WHAT NEEDS TO BE DONE -> Copy out all lines where "necessary" appears.

DATA SUPPLIED ->
------------------------------------------------------------

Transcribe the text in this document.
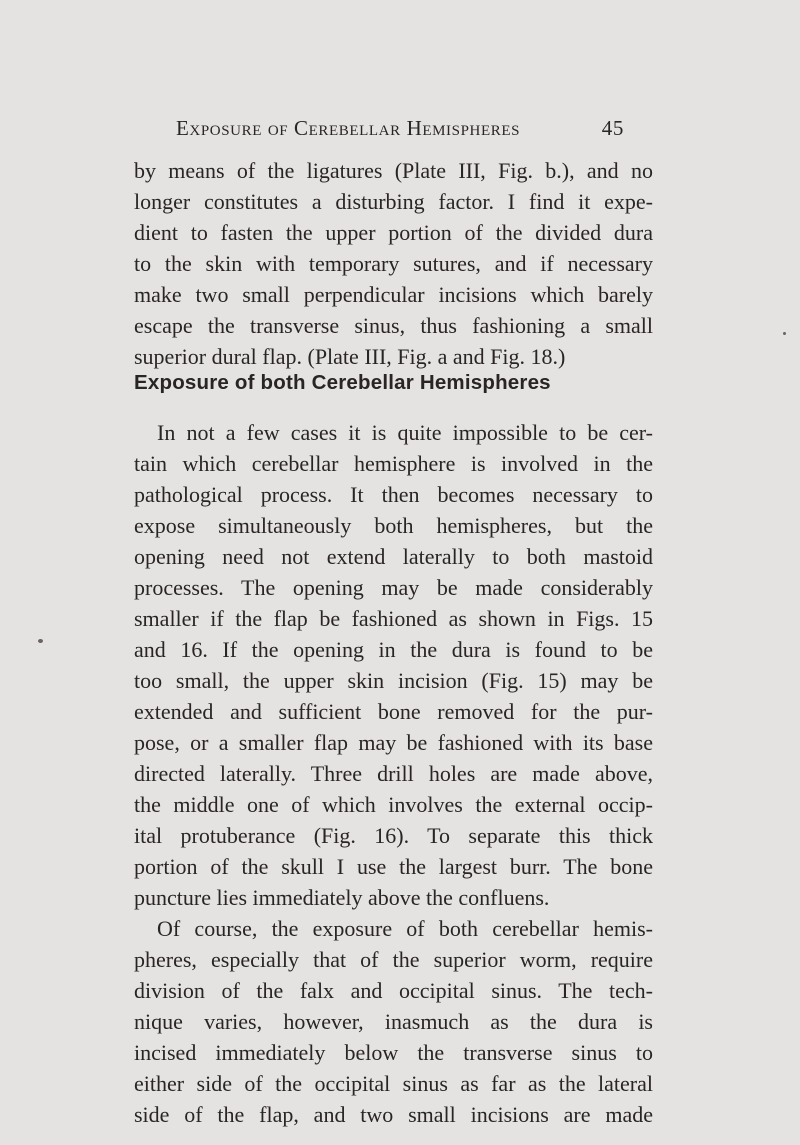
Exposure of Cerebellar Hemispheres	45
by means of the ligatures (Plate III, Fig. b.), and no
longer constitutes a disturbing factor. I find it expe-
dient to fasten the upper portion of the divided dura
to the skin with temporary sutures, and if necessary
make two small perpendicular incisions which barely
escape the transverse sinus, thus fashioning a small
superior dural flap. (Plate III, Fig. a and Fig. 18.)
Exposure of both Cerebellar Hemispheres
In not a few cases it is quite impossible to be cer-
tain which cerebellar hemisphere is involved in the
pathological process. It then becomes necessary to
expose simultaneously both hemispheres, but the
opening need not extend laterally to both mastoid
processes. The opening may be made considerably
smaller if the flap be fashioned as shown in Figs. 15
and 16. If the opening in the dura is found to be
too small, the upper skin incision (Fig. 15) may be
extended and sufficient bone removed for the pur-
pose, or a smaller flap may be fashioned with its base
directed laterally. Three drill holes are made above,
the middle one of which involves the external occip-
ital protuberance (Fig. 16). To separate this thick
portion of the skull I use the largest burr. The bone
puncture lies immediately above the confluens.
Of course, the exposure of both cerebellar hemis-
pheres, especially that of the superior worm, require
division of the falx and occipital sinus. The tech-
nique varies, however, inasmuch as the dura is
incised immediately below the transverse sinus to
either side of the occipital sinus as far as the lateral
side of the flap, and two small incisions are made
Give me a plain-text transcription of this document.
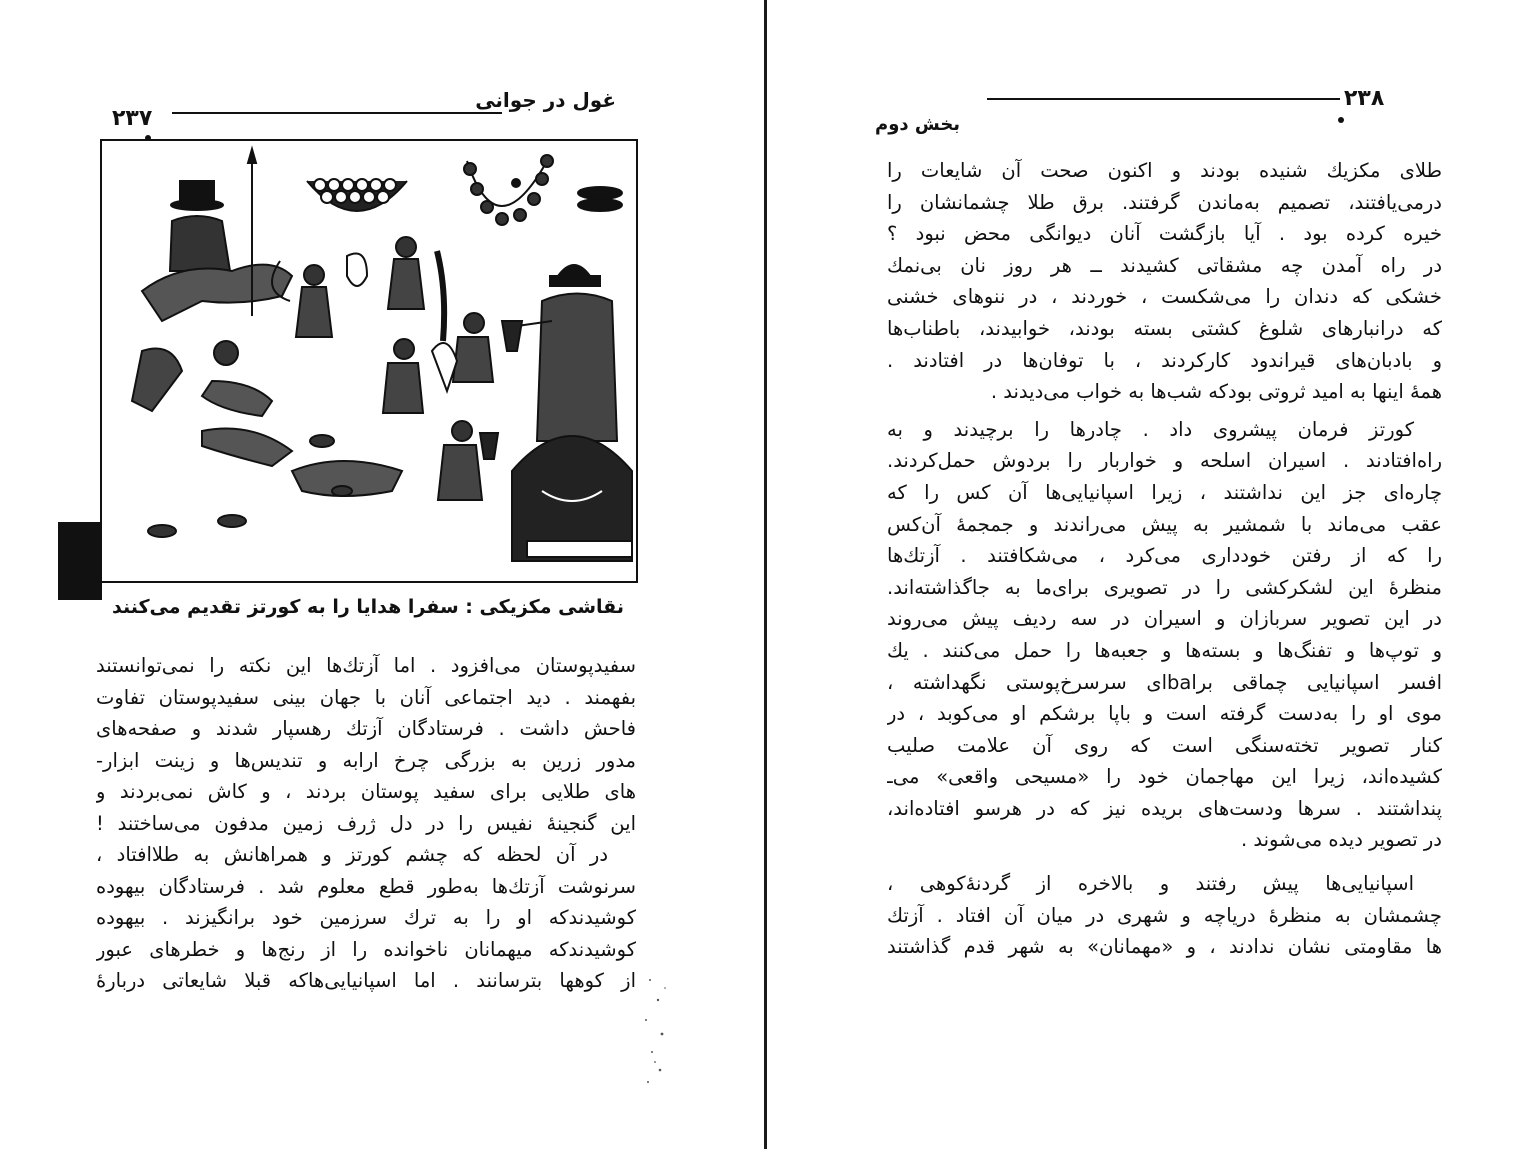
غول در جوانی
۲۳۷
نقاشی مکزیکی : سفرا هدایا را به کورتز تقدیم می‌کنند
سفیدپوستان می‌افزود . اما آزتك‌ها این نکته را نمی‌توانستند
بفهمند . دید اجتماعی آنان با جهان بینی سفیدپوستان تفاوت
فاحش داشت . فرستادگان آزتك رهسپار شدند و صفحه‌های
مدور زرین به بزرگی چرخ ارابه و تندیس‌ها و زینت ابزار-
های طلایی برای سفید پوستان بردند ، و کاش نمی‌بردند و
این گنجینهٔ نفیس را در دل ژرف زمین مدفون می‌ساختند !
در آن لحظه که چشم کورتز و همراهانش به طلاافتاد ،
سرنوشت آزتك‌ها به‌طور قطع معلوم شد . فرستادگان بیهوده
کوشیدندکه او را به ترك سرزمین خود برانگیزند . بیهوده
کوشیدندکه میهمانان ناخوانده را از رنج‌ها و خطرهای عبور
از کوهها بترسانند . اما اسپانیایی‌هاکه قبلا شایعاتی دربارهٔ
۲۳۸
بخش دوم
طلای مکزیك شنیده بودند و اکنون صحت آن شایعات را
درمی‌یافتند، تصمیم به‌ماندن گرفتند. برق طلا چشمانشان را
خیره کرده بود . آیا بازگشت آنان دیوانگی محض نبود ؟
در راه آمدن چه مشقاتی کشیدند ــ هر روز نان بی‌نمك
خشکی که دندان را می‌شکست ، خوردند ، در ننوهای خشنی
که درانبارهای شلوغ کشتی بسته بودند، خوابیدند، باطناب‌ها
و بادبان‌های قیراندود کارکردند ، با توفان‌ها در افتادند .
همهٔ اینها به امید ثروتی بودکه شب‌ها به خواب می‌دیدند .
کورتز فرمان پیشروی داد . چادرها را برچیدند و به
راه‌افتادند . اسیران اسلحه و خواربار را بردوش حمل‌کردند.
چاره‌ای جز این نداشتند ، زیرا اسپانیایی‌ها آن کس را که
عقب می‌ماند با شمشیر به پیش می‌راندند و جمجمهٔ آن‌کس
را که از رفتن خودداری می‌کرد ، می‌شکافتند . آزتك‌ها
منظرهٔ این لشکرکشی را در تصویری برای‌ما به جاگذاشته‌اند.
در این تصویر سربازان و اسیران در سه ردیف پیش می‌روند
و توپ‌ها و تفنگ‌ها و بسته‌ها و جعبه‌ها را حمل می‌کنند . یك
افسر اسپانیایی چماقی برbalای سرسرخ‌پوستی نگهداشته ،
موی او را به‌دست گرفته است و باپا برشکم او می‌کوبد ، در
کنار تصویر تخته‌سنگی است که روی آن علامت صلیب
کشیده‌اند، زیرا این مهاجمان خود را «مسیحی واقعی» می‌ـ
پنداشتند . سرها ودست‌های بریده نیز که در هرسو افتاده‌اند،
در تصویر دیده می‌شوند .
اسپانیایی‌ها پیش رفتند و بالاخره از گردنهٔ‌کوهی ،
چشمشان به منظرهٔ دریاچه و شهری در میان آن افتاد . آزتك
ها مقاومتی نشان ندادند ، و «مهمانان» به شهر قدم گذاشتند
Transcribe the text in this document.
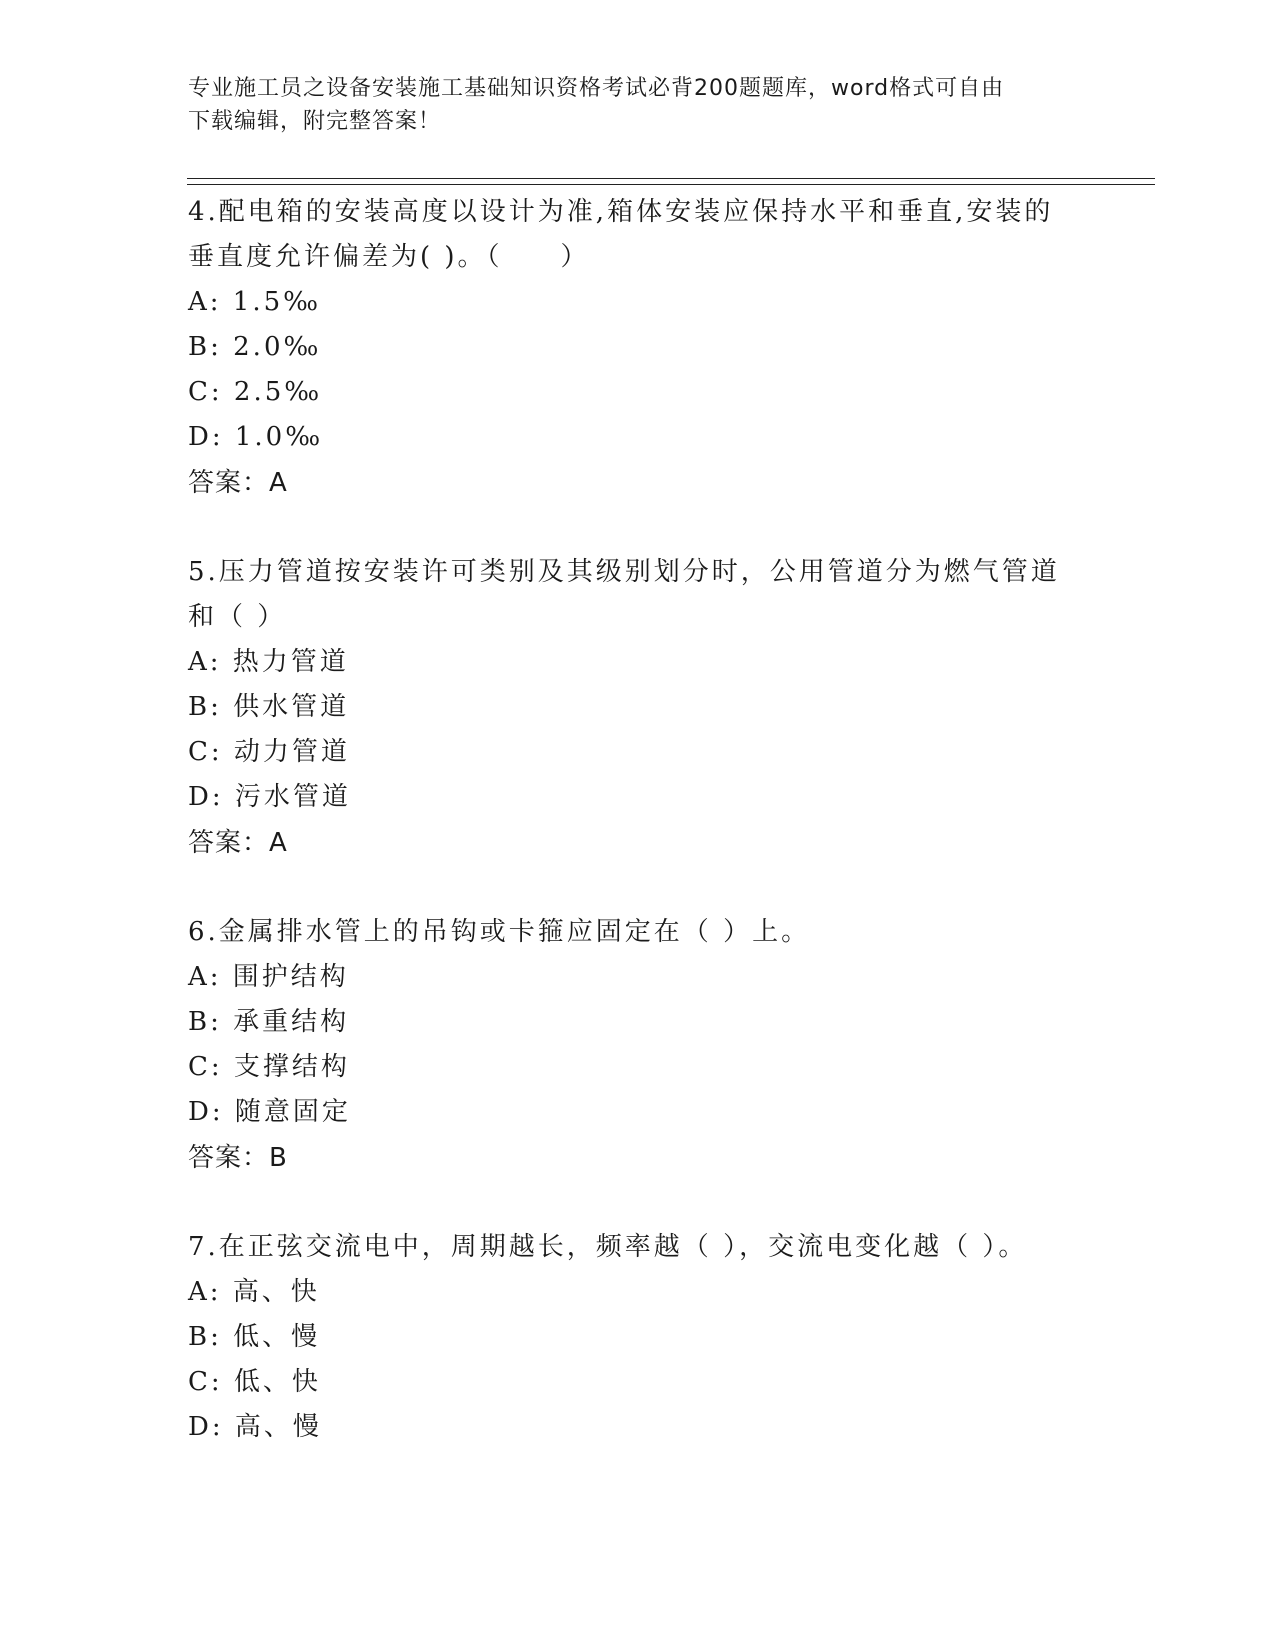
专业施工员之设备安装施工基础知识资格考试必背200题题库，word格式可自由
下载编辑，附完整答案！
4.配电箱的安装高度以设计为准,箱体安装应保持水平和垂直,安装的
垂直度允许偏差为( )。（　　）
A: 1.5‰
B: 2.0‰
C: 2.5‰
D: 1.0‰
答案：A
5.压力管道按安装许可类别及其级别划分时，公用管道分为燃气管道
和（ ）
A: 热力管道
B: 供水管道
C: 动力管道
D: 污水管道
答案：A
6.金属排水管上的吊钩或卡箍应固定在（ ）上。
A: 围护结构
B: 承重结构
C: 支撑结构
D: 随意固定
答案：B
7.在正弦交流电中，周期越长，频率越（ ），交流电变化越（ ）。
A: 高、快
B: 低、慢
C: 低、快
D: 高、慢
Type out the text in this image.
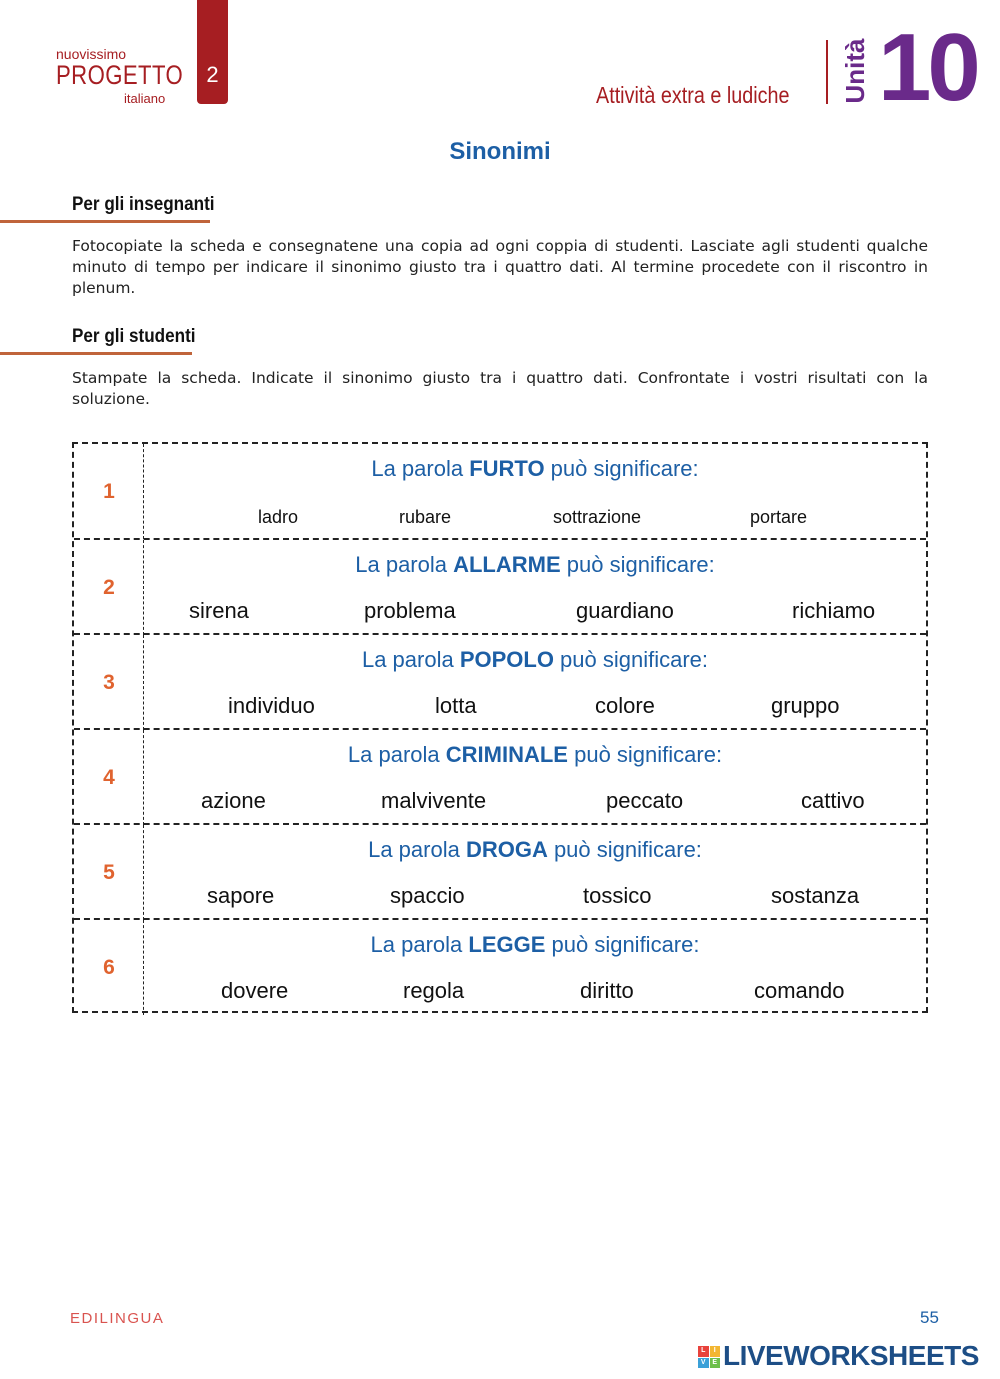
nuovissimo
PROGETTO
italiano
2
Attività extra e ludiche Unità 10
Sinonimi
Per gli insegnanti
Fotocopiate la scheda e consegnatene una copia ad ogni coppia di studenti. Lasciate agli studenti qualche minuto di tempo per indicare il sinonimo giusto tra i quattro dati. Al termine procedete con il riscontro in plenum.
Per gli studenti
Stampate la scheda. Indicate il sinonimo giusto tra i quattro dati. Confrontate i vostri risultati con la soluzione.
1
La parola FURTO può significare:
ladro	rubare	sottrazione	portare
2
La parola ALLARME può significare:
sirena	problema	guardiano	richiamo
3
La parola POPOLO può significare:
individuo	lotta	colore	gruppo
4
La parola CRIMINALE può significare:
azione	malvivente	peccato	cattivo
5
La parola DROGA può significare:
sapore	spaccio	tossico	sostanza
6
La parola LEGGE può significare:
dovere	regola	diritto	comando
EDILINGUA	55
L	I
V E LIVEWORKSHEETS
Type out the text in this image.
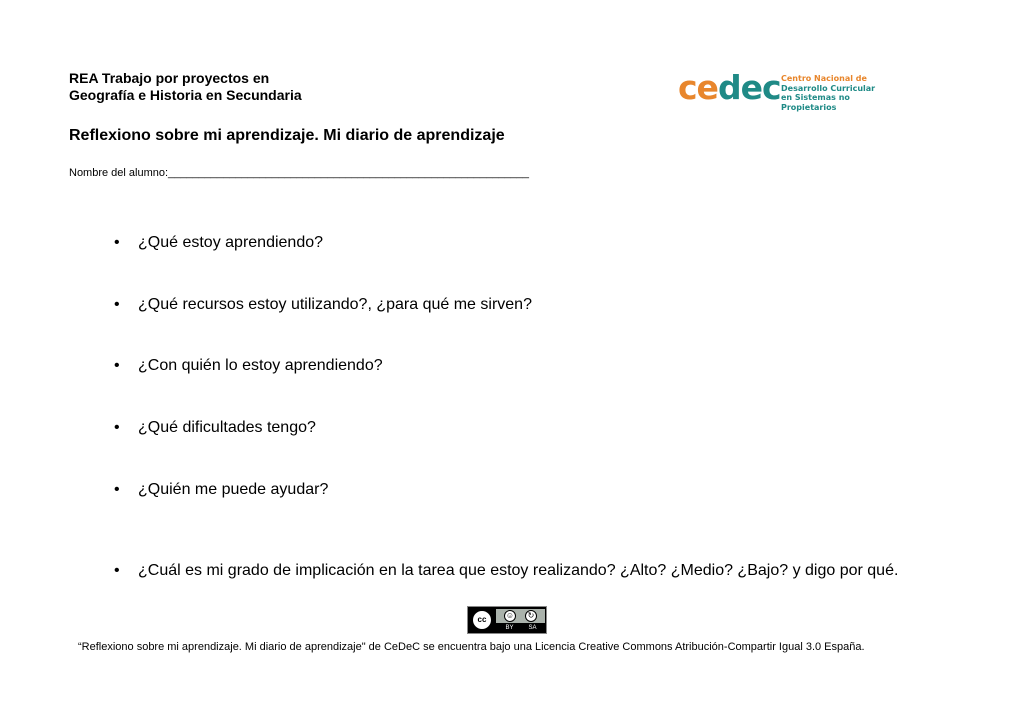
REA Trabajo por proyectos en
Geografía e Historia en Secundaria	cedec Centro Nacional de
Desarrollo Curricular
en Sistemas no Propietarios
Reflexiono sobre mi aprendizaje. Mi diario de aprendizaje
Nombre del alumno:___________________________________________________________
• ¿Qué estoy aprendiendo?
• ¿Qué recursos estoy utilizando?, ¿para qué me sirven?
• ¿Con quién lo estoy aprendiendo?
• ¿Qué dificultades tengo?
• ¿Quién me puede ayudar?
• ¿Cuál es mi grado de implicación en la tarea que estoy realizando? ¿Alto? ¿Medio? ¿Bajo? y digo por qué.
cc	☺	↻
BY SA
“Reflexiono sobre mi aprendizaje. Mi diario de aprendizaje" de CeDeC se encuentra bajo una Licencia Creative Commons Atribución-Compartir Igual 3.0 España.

------------------------------------------------------------

REPLY TO THE TASK ->
to the skin with temporary sutures, and if necessary
pathological process. It then becomes necessary to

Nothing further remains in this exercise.